• _PAGE_:
═══

Bill, you've still got more to learn about those log rules. That is not a criticism, this is actually something most new folks don't get at first. You can run all the time without ever needing to take a 34 hour reset if you can somehow manage your time so that you are only driving for approximately 8 - 9 hours a day because you will not have used up your allowable seventy hours. In that case you end up running on what are called re-cap hours. You will start getting the hours back that you used eight days ago on your logs. This is perfectly legal and provided for in the regulations.

HOS:

Hours Of Service

HOS refers to the logbook hours of service regulations.
Steve L.'s Comment
member avatar

Umm... I am a little confused. I don't mean to hijack the thread, but maybe someone can just give a quick answer. In The High Road portion of the website where you study for the permit written test, I was reading about logs and such and I thought you must take a 34 reset every 7 or eight days. Is this right? Is this something companies just expect you to ignore?

No, it isn't ignored. In a perfect world, you would exhaust your 70 hours on the final day while picking up (recapping) enough hours that night, to continue the next day and then keep recapturing hours each day. You really only have to do the 34hr if you want to get a full 70 hours back.

As a Driver you can often manage your time so that a 34hr reset isn't necessary. In my experience, I've usually only made it 2-3 weeks before I'm better off with the 34hr reset. Basically because the loads tend to be short hauls if my 70 clock only has 8-10hrs on it.

I hope this is helpful.

BillTheSlink's Comment
member avatar

OK, that was so helpful Old School and Steve. I never thought to do the daily math. You guys are right, those rules are a bit confusing. Still trying to wrap my mind around the split eights, but I'll get it. I have a lot of time to master this yet, and I am going to make sure I don't just pass but MASTER it. I'll let you guys know when I need more help.

═══

• _GIVEN DATA_:
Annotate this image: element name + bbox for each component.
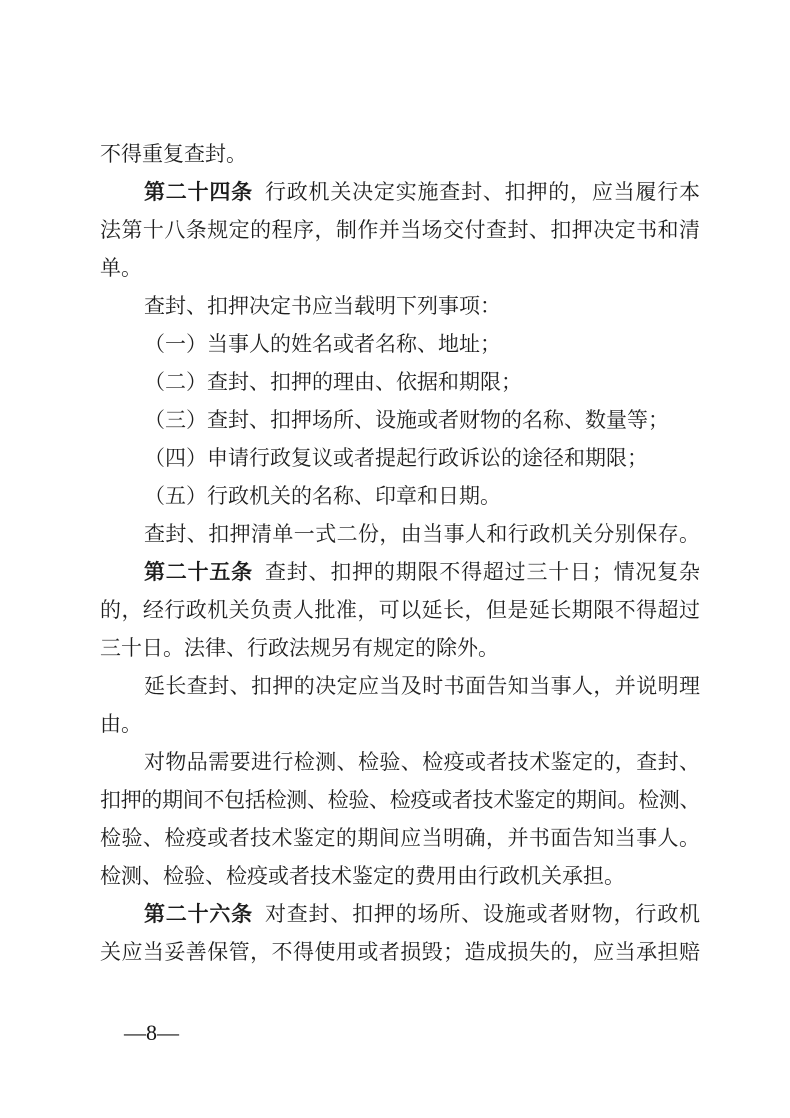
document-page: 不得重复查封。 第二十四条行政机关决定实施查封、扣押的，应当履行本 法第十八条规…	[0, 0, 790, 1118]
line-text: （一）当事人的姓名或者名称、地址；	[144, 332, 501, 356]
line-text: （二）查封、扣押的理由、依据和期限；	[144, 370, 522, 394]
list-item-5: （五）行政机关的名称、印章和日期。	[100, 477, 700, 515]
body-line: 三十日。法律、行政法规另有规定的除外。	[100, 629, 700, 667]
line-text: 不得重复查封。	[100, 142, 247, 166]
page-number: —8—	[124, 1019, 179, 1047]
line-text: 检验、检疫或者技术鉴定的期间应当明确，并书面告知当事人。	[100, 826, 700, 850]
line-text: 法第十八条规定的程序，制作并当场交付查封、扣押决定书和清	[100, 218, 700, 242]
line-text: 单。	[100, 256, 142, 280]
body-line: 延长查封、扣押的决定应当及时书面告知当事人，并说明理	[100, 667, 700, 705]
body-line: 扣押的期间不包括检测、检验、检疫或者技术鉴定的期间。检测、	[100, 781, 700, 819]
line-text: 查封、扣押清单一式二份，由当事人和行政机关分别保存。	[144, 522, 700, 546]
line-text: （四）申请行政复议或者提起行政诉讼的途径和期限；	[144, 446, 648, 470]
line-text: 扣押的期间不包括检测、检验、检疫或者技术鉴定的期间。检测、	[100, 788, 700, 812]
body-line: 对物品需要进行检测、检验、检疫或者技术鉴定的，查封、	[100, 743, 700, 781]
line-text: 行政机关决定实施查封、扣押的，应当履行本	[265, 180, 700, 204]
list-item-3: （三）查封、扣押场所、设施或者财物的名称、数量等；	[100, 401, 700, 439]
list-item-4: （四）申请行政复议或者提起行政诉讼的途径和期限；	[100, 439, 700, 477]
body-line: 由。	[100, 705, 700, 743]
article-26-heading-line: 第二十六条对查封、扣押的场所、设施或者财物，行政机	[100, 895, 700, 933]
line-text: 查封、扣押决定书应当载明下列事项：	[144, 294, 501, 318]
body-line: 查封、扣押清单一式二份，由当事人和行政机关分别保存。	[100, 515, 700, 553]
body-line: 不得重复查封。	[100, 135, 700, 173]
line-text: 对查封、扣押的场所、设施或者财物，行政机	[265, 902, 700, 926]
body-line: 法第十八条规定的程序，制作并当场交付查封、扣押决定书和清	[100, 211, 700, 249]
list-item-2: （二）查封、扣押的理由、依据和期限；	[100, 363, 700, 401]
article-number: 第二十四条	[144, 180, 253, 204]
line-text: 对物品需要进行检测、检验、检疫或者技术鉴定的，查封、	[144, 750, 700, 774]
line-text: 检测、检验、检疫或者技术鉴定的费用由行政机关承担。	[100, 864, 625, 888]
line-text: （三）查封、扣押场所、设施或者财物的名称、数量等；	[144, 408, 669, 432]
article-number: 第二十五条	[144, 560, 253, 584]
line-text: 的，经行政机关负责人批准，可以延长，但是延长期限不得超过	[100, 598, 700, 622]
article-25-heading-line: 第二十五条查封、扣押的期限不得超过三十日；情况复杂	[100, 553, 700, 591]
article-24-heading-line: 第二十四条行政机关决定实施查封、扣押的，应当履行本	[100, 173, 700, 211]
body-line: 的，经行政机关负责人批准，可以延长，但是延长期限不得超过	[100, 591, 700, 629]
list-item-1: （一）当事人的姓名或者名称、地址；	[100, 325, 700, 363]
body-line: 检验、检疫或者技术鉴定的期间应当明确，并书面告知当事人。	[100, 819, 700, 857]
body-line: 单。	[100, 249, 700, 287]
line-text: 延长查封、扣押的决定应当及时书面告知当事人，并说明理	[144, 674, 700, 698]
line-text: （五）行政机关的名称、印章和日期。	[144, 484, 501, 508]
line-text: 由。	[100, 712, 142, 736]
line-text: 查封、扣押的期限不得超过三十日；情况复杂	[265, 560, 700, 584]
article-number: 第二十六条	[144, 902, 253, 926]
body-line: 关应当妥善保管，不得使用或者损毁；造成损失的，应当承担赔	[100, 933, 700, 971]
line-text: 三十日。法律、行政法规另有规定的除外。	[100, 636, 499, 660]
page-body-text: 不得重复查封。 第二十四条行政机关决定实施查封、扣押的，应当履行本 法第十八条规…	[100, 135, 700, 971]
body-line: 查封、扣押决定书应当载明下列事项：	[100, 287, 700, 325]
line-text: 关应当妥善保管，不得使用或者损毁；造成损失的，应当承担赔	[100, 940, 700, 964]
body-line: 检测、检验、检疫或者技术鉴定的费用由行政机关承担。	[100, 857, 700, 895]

═══

• _OBJECTIVES_:
1. Reproduce the forum discussion about logbook hours of service above in full, word for word.
2. In the listing, rewrite the stretch from the line containing "document-page: 不得重复查封。 第二十四条行政机关决定实施查封、扣押的，应当履行本" through the line containing "705, 700, 743]", changing "body-line" to "paragraph-line" and leaving everything else unchanged. Return only those lines.

• _ANSWERS FOR THE TASKS_:
1.
Bill, you've still got more to learn about those log rules. That is not a criticism, this is actually something most new folks don't get at first. You can run all the time without ever needing to take a 34 hour reset if you can somehow manage your time so that you are only driving for approximately 8 - 9 hours a day because you will not have used up your allowable seventy hours. In that case you end up running on what are called re-cap hours. You will start getting the hours back that you used eight days ago on your logs. This is perfectly legal and provided for in the regulations.

HOS:

Hours Of Service

HOS refers to the logbook hours of service regulations.
Steve L.'s Comment
member avatar

Umm... I am a little confused. I don't mean to hijack the thread, but maybe someone can just give a quick answer. In The High Road portion of the website where you study for the permit written test, I was reading about logs and such and I thought you must take a 34 reset every 7 or eight days. Is this right? Is this something companies just expect you to ignore?

No, it isn't ignored. In a perfect world, you would exhaust your 70 hours on the final day while picking up (recapping) enough hours that night, to continue the next day and then keep recapturing hours each day. You really only have to do the 34hr if you want to get a full 70 hours back.

As a Driver you can often manage your time so that a 34hr reset isn't necessary. In my experience, I've usually only made it 2-3 weeks before I'm better off with the 34hr reset. Basically because the loads tend to be short hauls if my 70 clock only has 8-10hrs on it.

I hope this is helpful.

BillTheSlink's Comment
member avatar

OK, that was so helpful Old School and Steve. I never thought to do the daily math. You guys are right, those rules are a bit confusing. Still trying to wrap my mind around the split eights, but I'll get it. I have a lot of time to master this yet, and I am going to make sure I don't just pass but MASTER it. I'll let you guys know when I need more help.

2.
document-page: 不得重复查封。 第二十四条行政机关决定实施查封、扣押的，应当履行本 法第十八条规…	[0, 0, 790, 1118]
line-text: （一）当事人的姓名或者名称、地址；	[144, 332, 501, 356]
line-text: （二）查封、扣押的理由、依据和期限；	[144, 370, 522, 394]
list-item-5: （五）行政机关的名称、印章和日期。	[100, 477, 700, 515]
paragraph-line: 三十日。法律、行政法规另有规定的除外。	[100, 629, 700, 667]
line-text: 不得重复查封。	[100, 142, 247, 166]
page-number: —8—	[124, 1019, 179, 1047]
line-text: 检验、检疫或者技术鉴定的期间应当明确，并书面告知当事人。	[100, 826, 700, 850]
line-text: 法第十八条规定的程序，制作并当场交付查封、扣押决定书和清	[100, 218, 700, 242]
line-text: 单。	[100, 256, 142, 280]
paragraph-line: 延长查封、扣押的决定应当及时书面告知当事人，并说明理	[100, 667, 700, 705]
paragraph-line: 扣押的期间不包括检测、检验、检疫或者技术鉴定的期间。检测、	[100, 781, 700, 819]
line-text: 查封、扣押清单一式二份，由当事人和行政机关分别保存。	[144, 522, 700, 546]
line-text: （四）申请行政复议或者提起行政诉讼的途径和期限；	[144, 446, 648, 470]
line-text: 扣押的期间不包括检测、检验、检疫或者技术鉴定的期间。检测、	[100, 788, 700, 812]
paragraph-line: 对物品需要进行检测、检验、检疫或者技术鉴定的，查封、	[100, 743, 700, 781]
line-text: 行政机关决定实施查封、扣押的，应当履行本	[265, 180, 700, 204]
list-item-3: （三）查封、扣押场所、设施或者财物的名称、数量等；	[100, 401, 700, 439]
list-item-4: （四）申请行政复议或者提起行政诉讼的途径和期限；	[100, 439, 700, 477]
paragraph-line: 由。	[100, 705, 700, 743]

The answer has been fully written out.